DATASET CONTENT ▸
◇ ◇ ◇ ◇

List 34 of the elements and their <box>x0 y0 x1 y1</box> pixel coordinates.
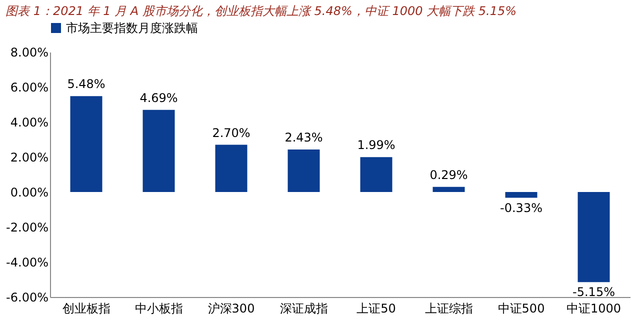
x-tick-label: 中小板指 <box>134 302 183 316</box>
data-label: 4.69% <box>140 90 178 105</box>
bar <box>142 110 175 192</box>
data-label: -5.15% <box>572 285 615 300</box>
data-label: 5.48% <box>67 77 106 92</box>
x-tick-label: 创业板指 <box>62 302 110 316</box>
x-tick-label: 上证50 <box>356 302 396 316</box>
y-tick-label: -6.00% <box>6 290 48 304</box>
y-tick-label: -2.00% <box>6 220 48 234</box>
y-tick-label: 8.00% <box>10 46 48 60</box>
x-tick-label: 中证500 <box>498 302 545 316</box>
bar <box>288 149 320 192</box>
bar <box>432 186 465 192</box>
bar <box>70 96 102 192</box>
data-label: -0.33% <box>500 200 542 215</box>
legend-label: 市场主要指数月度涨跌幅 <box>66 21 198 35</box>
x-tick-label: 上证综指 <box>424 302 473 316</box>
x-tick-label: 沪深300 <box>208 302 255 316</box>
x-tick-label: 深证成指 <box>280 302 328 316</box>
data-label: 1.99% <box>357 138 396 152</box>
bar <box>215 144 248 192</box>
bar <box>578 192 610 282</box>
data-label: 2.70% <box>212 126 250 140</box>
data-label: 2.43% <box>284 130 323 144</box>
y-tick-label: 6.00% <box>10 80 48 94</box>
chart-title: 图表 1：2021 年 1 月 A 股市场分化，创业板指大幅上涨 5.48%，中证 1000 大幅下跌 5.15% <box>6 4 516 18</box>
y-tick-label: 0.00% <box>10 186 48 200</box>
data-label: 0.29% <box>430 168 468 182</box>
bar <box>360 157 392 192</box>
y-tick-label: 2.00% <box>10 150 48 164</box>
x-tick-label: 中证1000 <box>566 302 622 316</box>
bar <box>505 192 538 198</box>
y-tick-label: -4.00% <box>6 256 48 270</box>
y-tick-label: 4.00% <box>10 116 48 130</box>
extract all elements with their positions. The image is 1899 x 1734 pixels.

◇ ◇ ◇ ◇

WHAT YOU WILL DO ▸
Reproduce the data above verbatim, line by line, omitting the picture.

FINAL RESULT ▸
List 34 of the elements and their <box>x0 y0 x1 y1</box> pixel coordinates.
x-tick-label: 中小板指 <box>134 302 183 316</box>
data-label: 4.69% <box>140 90 178 105</box>
bar <box>142 110 175 192</box>
data-label: -5.15% <box>572 285 615 300</box>
data-label: 5.48% <box>67 77 106 92</box>
x-tick-label: 创业板指 <box>62 302 110 316</box>
x-tick-label: 上证50 <box>356 302 396 316</box>
y-tick-label: -6.00% <box>6 290 48 304</box>
y-tick-label: -2.00% <box>6 220 48 234</box>
y-tick-label: 8.00% <box>10 46 48 60</box>
x-tick-label: 中证500 <box>498 302 545 316</box>
bar <box>288 149 320 192</box>
bar <box>432 186 465 192</box>
bar <box>70 96 102 192</box>
data-label: -0.33% <box>500 200 542 215</box>
legend-label: 市场主要指数月度涨跌幅 <box>66 21 198 35</box>
x-tick-label: 上证综指 <box>424 302 473 316</box>
x-tick-label: 沪深300 <box>208 302 255 316</box>
x-tick-label: 深证成指 <box>280 302 328 316</box>
data-label: 1.99% <box>357 138 396 152</box>
bar <box>215 144 248 192</box>
bar <box>578 192 610 282</box>
data-label: 2.70% <box>212 126 250 140</box>
data-label: 2.43% <box>284 130 323 144</box>
y-tick-label: 6.00% <box>10 80 48 94</box>
chart-title: 图表 1：2021 年 1 月 A 股市场分化，创业板指大幅上涨 5.48%，中证 1000 大幅下跌 5.15% <box>6 4 516 18</box>
y-tick-label: 0.00% <box>10 186 48 200</box>
data-label: 0.29% <box>430 168 468 182</box>
bar <box>360 157 392 192</box>
y-tick-label: 2.00% <box>10 150 48 164</box>
x-tick-label: 中证1000 <box>566 302 622 316</box>
bar <box>505 192 538 198</box>
y-tick-label: -4.00% <box>6 256 48 270</box>
y-tick-label: 4.00% <box>10 116 48 130</box>
extract all elements with their positions. The image is 1899 x 1734 pixels.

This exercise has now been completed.